- **Written request**
Find the word "SPENDING" in the records below. List each line containing it.

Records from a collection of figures
>>>>>

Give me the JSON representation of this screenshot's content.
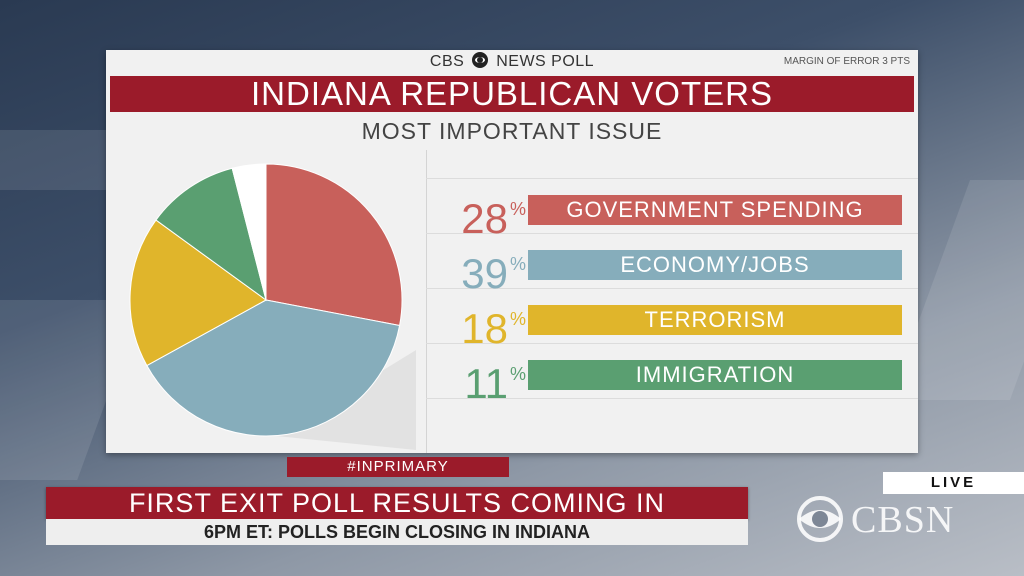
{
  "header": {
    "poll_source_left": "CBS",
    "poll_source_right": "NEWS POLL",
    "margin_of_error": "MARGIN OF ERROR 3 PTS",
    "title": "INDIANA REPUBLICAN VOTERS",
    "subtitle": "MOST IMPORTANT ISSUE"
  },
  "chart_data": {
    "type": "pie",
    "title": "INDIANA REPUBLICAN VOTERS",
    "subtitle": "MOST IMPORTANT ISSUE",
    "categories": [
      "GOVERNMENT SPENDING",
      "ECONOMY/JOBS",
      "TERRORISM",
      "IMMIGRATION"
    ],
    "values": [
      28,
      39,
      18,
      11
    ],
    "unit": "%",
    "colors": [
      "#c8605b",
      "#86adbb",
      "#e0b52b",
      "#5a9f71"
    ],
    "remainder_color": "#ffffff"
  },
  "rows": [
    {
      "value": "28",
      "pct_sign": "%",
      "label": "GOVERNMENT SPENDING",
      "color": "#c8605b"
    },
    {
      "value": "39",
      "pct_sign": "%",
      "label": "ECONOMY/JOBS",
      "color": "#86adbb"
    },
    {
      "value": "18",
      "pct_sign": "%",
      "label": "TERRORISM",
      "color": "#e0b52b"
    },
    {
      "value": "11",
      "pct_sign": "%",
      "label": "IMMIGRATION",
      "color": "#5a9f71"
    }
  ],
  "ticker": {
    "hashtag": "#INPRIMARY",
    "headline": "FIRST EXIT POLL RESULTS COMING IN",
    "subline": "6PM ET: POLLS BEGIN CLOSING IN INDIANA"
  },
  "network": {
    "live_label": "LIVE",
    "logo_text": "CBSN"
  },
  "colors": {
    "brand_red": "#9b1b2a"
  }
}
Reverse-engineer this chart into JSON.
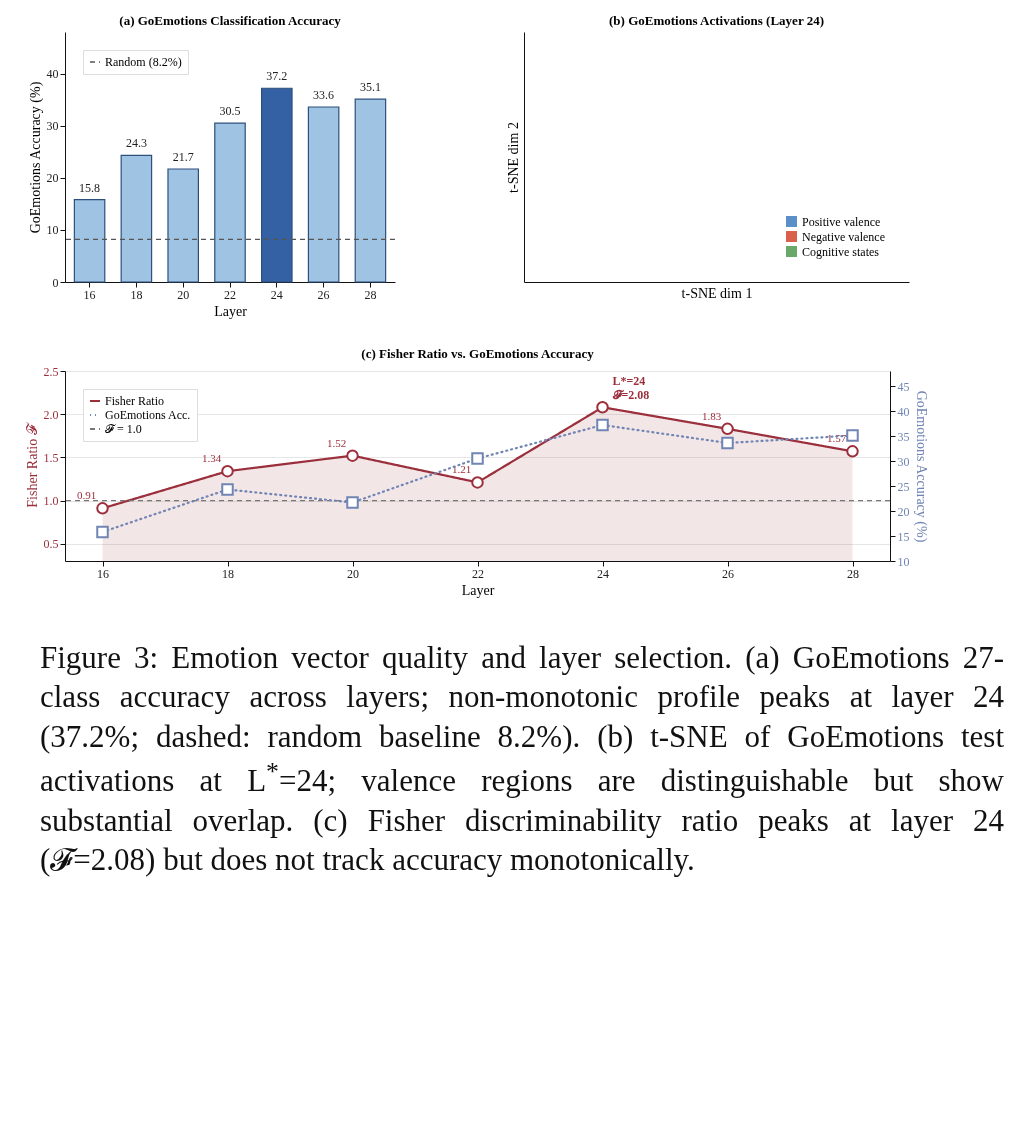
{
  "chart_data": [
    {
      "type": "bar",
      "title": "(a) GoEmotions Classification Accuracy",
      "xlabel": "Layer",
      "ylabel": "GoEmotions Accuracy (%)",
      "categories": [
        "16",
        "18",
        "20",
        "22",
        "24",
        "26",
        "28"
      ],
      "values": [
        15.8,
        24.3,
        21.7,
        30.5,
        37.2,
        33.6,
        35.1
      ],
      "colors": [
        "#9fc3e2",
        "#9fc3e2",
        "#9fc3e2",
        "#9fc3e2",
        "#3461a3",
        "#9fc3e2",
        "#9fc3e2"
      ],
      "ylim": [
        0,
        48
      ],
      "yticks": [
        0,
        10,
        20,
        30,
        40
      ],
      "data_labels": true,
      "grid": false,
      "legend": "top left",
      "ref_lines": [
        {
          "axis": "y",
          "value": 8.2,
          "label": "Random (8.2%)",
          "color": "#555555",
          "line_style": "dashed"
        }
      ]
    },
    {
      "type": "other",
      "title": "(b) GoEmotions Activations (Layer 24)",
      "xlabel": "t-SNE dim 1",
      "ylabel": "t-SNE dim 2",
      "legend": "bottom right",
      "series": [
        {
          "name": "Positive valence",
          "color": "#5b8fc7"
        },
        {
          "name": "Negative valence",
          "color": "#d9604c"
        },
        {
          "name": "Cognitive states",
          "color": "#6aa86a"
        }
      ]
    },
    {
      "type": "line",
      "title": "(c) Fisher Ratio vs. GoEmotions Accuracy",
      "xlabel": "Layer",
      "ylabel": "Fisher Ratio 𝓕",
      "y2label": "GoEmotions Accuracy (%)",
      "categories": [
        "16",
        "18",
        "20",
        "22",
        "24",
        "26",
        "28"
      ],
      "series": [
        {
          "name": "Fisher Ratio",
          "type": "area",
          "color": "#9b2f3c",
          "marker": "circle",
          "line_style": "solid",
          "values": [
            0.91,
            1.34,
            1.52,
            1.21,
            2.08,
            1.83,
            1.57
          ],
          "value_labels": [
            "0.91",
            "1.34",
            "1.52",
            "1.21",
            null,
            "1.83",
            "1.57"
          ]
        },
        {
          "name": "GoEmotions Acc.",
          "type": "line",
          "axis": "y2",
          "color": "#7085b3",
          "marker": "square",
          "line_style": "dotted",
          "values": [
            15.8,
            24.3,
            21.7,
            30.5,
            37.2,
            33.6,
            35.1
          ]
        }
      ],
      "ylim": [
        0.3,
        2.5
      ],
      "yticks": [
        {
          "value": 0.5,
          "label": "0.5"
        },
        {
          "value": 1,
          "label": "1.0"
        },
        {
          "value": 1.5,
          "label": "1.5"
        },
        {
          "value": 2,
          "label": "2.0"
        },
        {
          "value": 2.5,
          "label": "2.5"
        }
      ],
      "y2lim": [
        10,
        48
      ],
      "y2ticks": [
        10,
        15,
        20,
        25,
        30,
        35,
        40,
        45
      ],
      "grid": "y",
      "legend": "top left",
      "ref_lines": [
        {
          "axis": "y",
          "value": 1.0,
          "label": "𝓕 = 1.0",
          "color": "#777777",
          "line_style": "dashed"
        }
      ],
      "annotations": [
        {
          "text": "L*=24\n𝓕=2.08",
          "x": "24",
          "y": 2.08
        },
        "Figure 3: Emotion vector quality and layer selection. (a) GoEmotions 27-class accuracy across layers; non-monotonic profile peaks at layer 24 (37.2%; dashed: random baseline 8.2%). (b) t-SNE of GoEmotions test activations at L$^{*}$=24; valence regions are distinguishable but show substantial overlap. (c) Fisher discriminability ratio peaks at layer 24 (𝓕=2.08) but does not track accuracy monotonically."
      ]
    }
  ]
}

<<<<<

- **Finished task**
      "GOVERNMENT SPENDING",
      "label": "GOVERNMENT SPENDING",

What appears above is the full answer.